■ **Brief**:
Reproduce the entries in full, with no changes.

— Begin Data shown —

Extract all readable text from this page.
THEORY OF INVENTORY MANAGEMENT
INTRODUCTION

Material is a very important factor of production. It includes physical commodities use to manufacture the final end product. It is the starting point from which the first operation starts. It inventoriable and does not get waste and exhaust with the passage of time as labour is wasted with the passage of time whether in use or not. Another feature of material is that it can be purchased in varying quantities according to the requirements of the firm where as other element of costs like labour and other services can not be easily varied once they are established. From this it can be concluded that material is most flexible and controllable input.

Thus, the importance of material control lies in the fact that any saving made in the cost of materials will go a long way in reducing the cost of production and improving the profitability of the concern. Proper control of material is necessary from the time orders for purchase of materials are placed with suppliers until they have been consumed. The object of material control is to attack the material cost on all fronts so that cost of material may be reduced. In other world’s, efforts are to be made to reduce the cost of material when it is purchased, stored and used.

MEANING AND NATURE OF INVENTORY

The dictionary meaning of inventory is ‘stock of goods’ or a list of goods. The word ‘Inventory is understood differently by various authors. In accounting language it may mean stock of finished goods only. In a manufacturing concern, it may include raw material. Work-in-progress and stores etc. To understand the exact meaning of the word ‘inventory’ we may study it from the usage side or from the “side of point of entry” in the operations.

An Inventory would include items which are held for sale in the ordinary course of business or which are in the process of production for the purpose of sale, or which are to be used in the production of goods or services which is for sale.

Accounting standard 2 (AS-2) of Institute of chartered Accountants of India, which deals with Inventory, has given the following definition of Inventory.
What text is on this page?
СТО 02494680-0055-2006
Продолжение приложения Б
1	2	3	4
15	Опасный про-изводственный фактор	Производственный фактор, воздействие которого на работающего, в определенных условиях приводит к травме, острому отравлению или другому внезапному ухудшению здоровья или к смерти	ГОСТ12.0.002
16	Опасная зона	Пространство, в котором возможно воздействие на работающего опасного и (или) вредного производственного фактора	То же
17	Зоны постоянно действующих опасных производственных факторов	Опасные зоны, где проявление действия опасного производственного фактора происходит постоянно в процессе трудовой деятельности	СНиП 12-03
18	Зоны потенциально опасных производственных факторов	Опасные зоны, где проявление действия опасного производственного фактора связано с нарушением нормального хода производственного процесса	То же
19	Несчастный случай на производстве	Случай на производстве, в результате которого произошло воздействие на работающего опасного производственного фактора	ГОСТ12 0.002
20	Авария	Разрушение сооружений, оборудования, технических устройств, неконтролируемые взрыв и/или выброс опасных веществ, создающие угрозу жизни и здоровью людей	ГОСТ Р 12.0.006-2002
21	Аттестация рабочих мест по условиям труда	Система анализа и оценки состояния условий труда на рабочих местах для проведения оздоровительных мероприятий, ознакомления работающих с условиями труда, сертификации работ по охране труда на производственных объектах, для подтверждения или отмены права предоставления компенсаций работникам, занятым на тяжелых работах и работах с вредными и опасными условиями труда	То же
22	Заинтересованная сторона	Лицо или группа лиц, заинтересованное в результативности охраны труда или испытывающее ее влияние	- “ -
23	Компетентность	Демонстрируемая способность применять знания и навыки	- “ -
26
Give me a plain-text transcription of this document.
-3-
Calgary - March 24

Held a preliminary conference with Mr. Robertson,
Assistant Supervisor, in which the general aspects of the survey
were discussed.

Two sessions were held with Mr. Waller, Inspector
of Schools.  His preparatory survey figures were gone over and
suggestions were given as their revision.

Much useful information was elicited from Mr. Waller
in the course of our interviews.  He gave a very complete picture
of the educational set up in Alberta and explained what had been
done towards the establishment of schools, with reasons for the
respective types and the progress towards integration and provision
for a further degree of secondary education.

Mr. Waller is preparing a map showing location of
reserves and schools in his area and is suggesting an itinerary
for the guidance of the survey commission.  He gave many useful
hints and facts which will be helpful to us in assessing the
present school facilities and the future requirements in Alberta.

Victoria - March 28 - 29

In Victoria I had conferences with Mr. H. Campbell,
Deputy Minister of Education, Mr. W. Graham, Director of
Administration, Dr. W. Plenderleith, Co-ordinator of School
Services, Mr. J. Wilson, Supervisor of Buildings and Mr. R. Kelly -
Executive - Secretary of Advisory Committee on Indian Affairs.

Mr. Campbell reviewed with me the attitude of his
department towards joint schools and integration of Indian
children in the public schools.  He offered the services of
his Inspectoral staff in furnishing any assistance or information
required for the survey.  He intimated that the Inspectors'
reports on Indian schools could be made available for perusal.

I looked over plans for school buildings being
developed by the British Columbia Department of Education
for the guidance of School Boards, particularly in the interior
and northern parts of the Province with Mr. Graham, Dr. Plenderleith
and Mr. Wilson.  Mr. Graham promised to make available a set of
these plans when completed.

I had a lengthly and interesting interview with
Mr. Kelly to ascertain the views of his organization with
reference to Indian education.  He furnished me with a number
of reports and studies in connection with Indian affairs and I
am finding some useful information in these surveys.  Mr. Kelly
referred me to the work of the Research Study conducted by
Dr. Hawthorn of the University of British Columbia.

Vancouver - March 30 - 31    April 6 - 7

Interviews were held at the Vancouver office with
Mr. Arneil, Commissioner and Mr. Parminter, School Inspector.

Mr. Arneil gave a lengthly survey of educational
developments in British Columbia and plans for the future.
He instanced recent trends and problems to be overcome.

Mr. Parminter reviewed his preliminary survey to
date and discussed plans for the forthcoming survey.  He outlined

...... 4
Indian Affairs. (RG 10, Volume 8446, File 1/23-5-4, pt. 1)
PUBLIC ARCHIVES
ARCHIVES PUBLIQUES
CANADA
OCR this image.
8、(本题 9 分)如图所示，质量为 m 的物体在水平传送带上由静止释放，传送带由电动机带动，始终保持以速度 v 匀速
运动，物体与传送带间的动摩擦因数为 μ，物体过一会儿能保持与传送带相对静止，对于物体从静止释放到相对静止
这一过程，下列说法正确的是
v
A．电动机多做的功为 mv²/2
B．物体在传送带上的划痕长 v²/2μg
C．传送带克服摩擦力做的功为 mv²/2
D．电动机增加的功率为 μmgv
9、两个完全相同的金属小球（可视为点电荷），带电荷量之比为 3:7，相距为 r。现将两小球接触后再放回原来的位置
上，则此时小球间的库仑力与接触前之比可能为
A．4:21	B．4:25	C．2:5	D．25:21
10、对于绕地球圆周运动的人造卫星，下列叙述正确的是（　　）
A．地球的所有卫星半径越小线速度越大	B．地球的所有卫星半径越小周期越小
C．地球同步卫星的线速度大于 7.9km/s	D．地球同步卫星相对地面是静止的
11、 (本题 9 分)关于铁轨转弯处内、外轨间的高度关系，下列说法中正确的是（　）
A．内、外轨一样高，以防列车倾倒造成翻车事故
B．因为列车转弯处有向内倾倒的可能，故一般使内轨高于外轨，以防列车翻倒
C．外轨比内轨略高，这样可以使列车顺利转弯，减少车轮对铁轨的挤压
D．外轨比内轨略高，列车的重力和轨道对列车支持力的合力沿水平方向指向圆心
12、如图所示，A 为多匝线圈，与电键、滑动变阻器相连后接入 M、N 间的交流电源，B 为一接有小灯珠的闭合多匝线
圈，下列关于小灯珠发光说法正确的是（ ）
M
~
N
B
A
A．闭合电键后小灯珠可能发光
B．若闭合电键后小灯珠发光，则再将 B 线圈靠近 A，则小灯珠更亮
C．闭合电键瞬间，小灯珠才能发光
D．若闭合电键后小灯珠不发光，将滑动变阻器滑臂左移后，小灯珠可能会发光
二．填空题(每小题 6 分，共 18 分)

— End Data shown —

■ **Response to this exercise**:
Extract all readable text from this page.
THEORY OF INVENTORY MANAGEMENT
INTRODUCTION

Material is a very important factor of production. It includes physical commodities use to manufacture the final end product. It is the starting point from which the first operation starts. It inventoriable and does not get waste and exhaust with the passage of time as labour is wasted with the passage of time whether in use or not. Another feature of material is that it can be purchased in varying quantities according to the requirements of the firm where as other element of costs like labour and other services can not be easily varied once they are established. From this it can be concluded that material is most flexible and controllable input.

Thus, the importance of material control lies in the fact that any saving made in the cost of materials will go a long way in reducing the cost of production and improving the profitability of the concern. Proper control of material is necessary from the time orders for purchase of materials are placed with suppliers until they have been consumed. The object of material control is to attack the material cost on all fronts so that cost of material may be reduced. In other world’s, efforts are to be made to reduce the cost of material when it is purchased, stored and used.

MEANING AND NATURE OF INVENTORY

The dictionary meaning of inventory is ‘stock of goods’ or a list of goods. The word ‘Inventory is understood differently by various authors. In accounting language it may mean stock of finished goods only. In a manufacturing concern, it may include raw material. Work-in-progress and stores etc. To understand the exact meaning of the word ‘inventory’ we may study it from the usage side or from the “side of point of entry” in the operations.

An Inventory would include items which are held for sale in the ordinary course of business or which are in the process of production for the purpose of sale, or which are to be used in the production of goods or services which is for sale.

Accounting standard 2 (AS-2) of Institute of chartered Accountants of India, which deals with Inventory, has given the following definition of Inventory.
What text is on this page?
СТО 02494680-0055-2006
Продолжение приложения Б
1	2	3	4
15	Опасный про-изводственный фактор	Производственный фактор, воздействие которого на работающего, в определенных условиях приводит к травме, острому отравлению или другому внезапному ухудшению здоровья или к смерти	ГОСТ12.0.002
16	Опасная зона	Пространство, в котором возможно воздействие на работающего опасного и (или) вредного производственного фактора	То же
17	Зоны постоянно действующих опасных производственных факторов	Опасные зоны, где проявление действия опасного производственного фактора происходит постоянно в процессе трудовой деятельности	СНиП 12-03
18	Зоны потенциально опасных производственных факторов	Опасные зоны, где проявление действия опасного производственного фактора связано с нарушением нормального хода производственного процесса	То же
19	Несчастный случай на производстве	Случай на производстве, в результате которого произошло воздействие на работающего опасного производственного фактора	ГОСТ12 0.002
20	Авария	Разрушение сооружений, оборудования, технических устройств, неконтролируемые взрыв и/или выброс опасных веществ, создающие угрозу жизни и здоровью людей	ГОСТ Р 12.0.006-2002
21	Аттестация рабочих мест по условиям труда	Система анализа и оценки состояния условий труда на рабочих местах для проведения оздоровительных мероприятий, ознакомления работающих с условиями труда, сертификации работ по охране труда на производственных объектах, для подтверждения или отмены права предоставления компенсаций работникам, занятым на тяжелых работах и работах с вредными и опасными условиями труда	То же
22	Заинтересованная сторона	Лицо или группа лиц, заинтересованное в результативности охраны труда или испытывающее ее влияние	- “ -
23	Компетентность	Демонстрируемая способность применять знания и навыки	- “ -
26
Give me a plain-text transcription of this document.
-3-
Calgary - March 24

Held a preliminary conference with Mr. Robertson,
Assistant Supervisor, in which the general aspects of the survey
were discussed.

Two sessions were held with Mr. Waller, Inspector
of Schools.  His preparatory survey figures were gone over and
suggestions were given as their revision.

Much useful information was elicited from Mr. Waller
in the course of our interviews.  He gave a very complete picture
of the educational set up in Alberta and explained what had been
done towards the establishment of schools, with reasons for the
respective types and the progress towards integration and provision
for a further degree of secondary education.

Mr. Waller is preparing a map showing location of
reserves and schools in his area and is suggesting an itinerary
for the guidance of the survey commission.  He gave many useful
hints and facts which will be helpful to us in assessing the
present school facilities and the future requirements in Alberta.

Victoria - March 28 - 29

In Victoria I had conferences with Mr. H. Campbell,
Deputy Minister of Education, Mr. W. Graham, Director of
Administration, Dr. W. Plenderleith, Co-ordinator of School
Services, Mr. J. Wilson, Supervisor of Buildings and Mr. R. Kelly -
Executive - Secretary of Advisory Committee on Indian Affairs.

Mr. Campbell reviewed with me the attitude of his
department towards joint schools and integration of Indian
children in the public schools.  He offered the services of
his Inspectoral staff in furnishing any assistance or information
required for the survey.  He intimated that the Inspectors'
reports on Indian schools could be made available for perusal.

I looked over plans for school buildings being
developed by the British Columbia Department of Education
for the guidance of School Boards, particularly in the interior
and northern parts of the Province with Mr. Graham, Dr. Plenderleith
and Mr. Wilson.  Mr. Graham promised to make available a set of
these plans when completed.

I had a lengthly and interesting interview with
Mr. Kelly to ascertain the views of his organization with
reference to Indian education.  He furnished me with a number
of reports and studies in connection with Indian affairs and I
am finding some useful information in these surveys.  Mr. Kelly
referred me to the work of the Research Study conducted by
Dr. Hawthorn of the University of British Columbia.

Vancouver - March 30 - 31    April 6 - 7

Interviews were held at the Vancouver office with
Mr. Arneil, Commissioner and Mr. Parminter, School Inspector.

Mr. Arneil gave a lengthly survey of educational
developments in British Columbia and plans for the future.
He instanced recent trends and problems to be overcome.

Mr. Parminter reviewed his preliminary survey to
date and discussed plans for the forthcoming survey.  He outlined

...... 4
Indian Affairs. (RG 10, Volume 8446, File 1/23-5-4, pt. 1)
PUBLIC ARCHIVES
ARCHIVES PUBLIQUES
CANADA
OCR this image.
8、(本题 9 分)如图所示，质量为 m 的物体在水平传送带上由静止释放，传送带由电动机带动，始终保持以速度 v 匀速
运动，物体与传送带间的动摩擦因数为 μ，物体过一会儿能保持与传送带相对静止，对于物体从静止释放到相对静止
这一过程，下列说法正确的是
v
A．电动机多做的功为 mv²/2
B．物体在传送带上的划痕长 v²/2μg
C．传送带克服摩擦力做的功为 mv²/2
D．电动机增加的功率为 μmgv
9、两个完全相同的金属小球（可视为点电荷），带电荷量之比为 3:7，相距为 r。现将两小球接触后再放回原来的位置
上，则此时小球间的库仑力与接触前之比可能为
A．4:21	B．4:25	C．2:5	D．25:21
10、对于绕地球圆周运动的人造卫星，下列叙述正确的是（　　）
A．地球的所有卫星半径越小线速度越大	B．地球的所有卫星半径越小周期越小
C．地球同步卫星的线速度大于 7.9km/s	D．地球同步卫星相对地面是静止的
11、 (本题 9 分)关于铁轨转弯处内、外轨间的高度关系，下列说法中正确的是（　）
A．内、外轨一样高，以防列车倾倒造成翻车事故
B．因为列车转弯处有向内倾倒的可能，故一般使内轨高于外轨，以防列车翻倒
C．外轨比内轨略高，这样可以使列车顺利转弯，减少车轮对铁轨的挤压
D．外轨比内轨略高，列车的重力和轨道对列车支持力的合力沿水平方向指向圆心
12、如图所示，A 为多匝线圈，与电键、滑动变阻器相连后接入 M、N 间的交流电源，B 为一接有小灯珠的闭合多匝线
圈，下列关于小灯珠发光说法正确的是（ ）
M
~
N
B
A
A．闭合电键后小灯珠可能发光
B．若闭合电键后小灯珠发光，则再将 B 线圈靠近 A，则小灯珠更亮
C．闭合电键瞬间，小灯珠才能发光
D．若闭合电键后小灯珠不发光，将滑动变阻器滑臂左移后，小灯珠可能会发光
二．填空题(每小题 6 分，共 18 分)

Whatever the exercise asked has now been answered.